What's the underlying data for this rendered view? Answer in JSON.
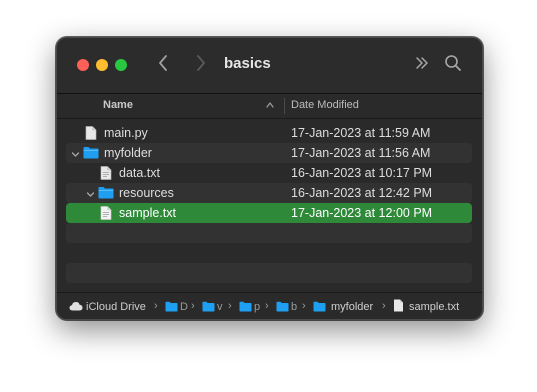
{
  "window": {
    "title": "basics"
  },
  "columns": {
    "name": "Name",
    "date": "Date Modified"
  },
  "files": [
    {
      "name": "main.py",
      "date": "17-Jan-2023 at 11:59 AM",
      "kind": "file"
    },
    {
      "name": "myfolder",
      "date": "17-Jan-2023 at 11:56 AM",
      "kind": "folder",
      "expanded": true
    },
    {
      "name": "data.txt",
      "date": "16-Jan-2023 at 10:17 PM",
      "kind": "file"
    },
    {
      "name": "resources",
      "date": "16-Jan-2023 at 12:42 PM",
      "kind": "folder",
      "expanded": true
    },
    {
      "name": "sample.txt",
      "date": "17-Jan-2023 at 12:00 PM",
      "kind": "file",
      "selected": true
    }
  ],
  "pathbar": {
    "items": [
      "iCloud Drive",
      "D",
      "v",
      "p",
      "b",
      "myfolder",
      "sample.txt"
    ]
  },
  "colors": {
    "selection": "#2e8a39",
    "folder": "#1f9ff2",
    "close": "#fe5f57",
    "minimize": "#febc2e",
    "zoom": "#28c840"
  },
  "icons": {
    "back": "chevron-left-icon",
    "forward": "chevron-right-icon",
    "more": "double-chevron-right-icon",
    "search": "magnifier-icon"
  }
}
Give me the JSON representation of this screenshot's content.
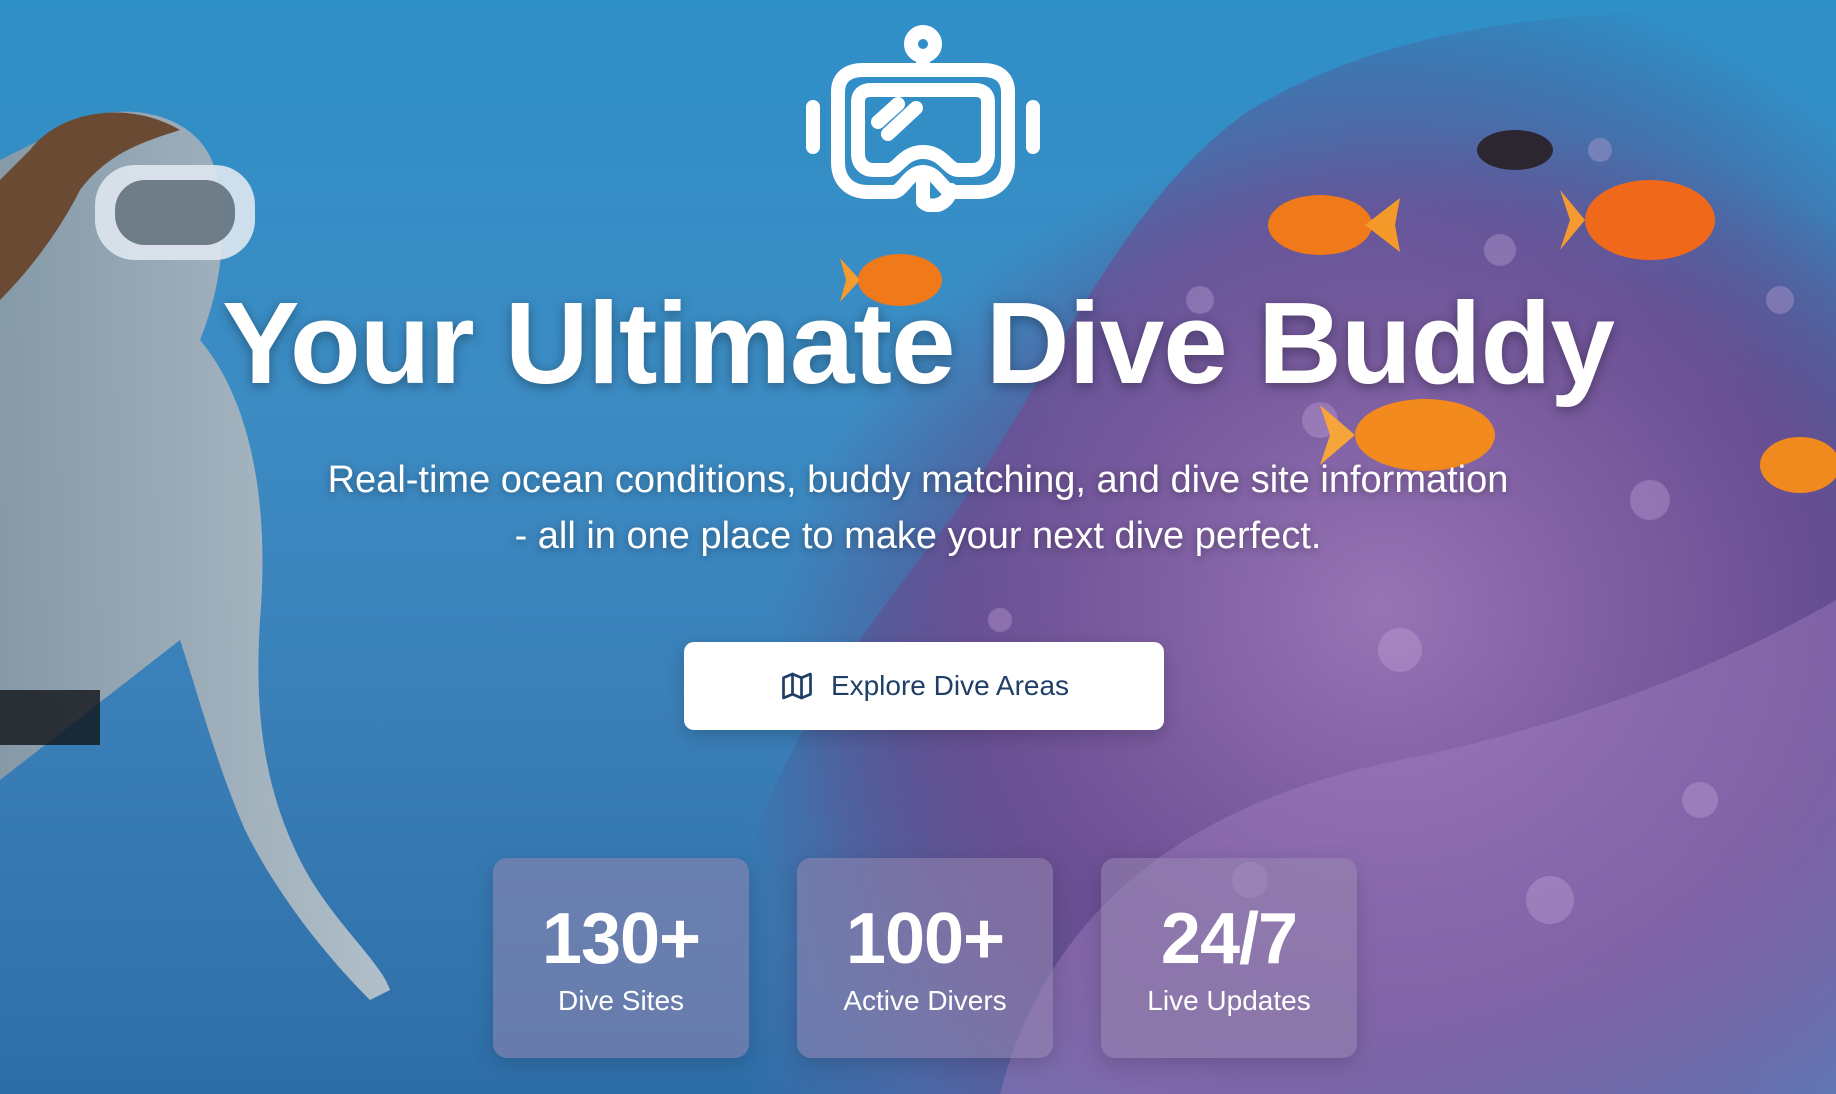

════

*WORK REQUIRED*: Every entry must be reproduced exactly, with the images left out.

*CORRECT OUTPUT*:
What's the underlying data for this rendered view? Answer in JSON.
{
  "window": {
    "title": "basics"
  },
  "columns": {
    "name": "Name",
    "date": "Date Modified"
  },
  "files": [
    {
      "name": "main.py",
      "date": "17-Jan-2023 at 11:59 AM",
      "kind": "file"
    },
    {
      "name": "myfolder",
      "date": "17-Jan-2023 at 11:56 AM",
      "kind": "folder",
      "expanded": true
    },
    {
      "name": "data.txt",
      "date": "16-Jan-2023 at 10:17 PM",
      "kind": "file"
    },
    {
      "name": "resources",
      "date": "16-Jan-2023 at 12:42 PM",
      "kind": "folder",
      "expanded": true
    },
    {
      "name": "sample.txt",
      "date": "17-Jan-2023 at 12:00 PM",
      "kind": "file",
      "selected": true
    }
  ],
  "pathbar": {
    "items": [
      "iCloud Drive",
      "D",
      "v",
      "p",
      "b",
      "myfolder",
      "sample.txt"
    ]
  },
  "colors": {
    "selection": "#2e8a39",
    "folder": "#1f9ff2",
    "close": "#fe5f57",
    "minimize": "#febc2e",
    "zoom": "#28c840"
  },
  "icons": {
    "back": "chevron-left-icon",
    "forward": "chevron-right-icon",
    "more": "double-chevron-right-icon",
    "search": "magnifier-icon"
  }
}
Give me the JSON representation of this screenshot's content.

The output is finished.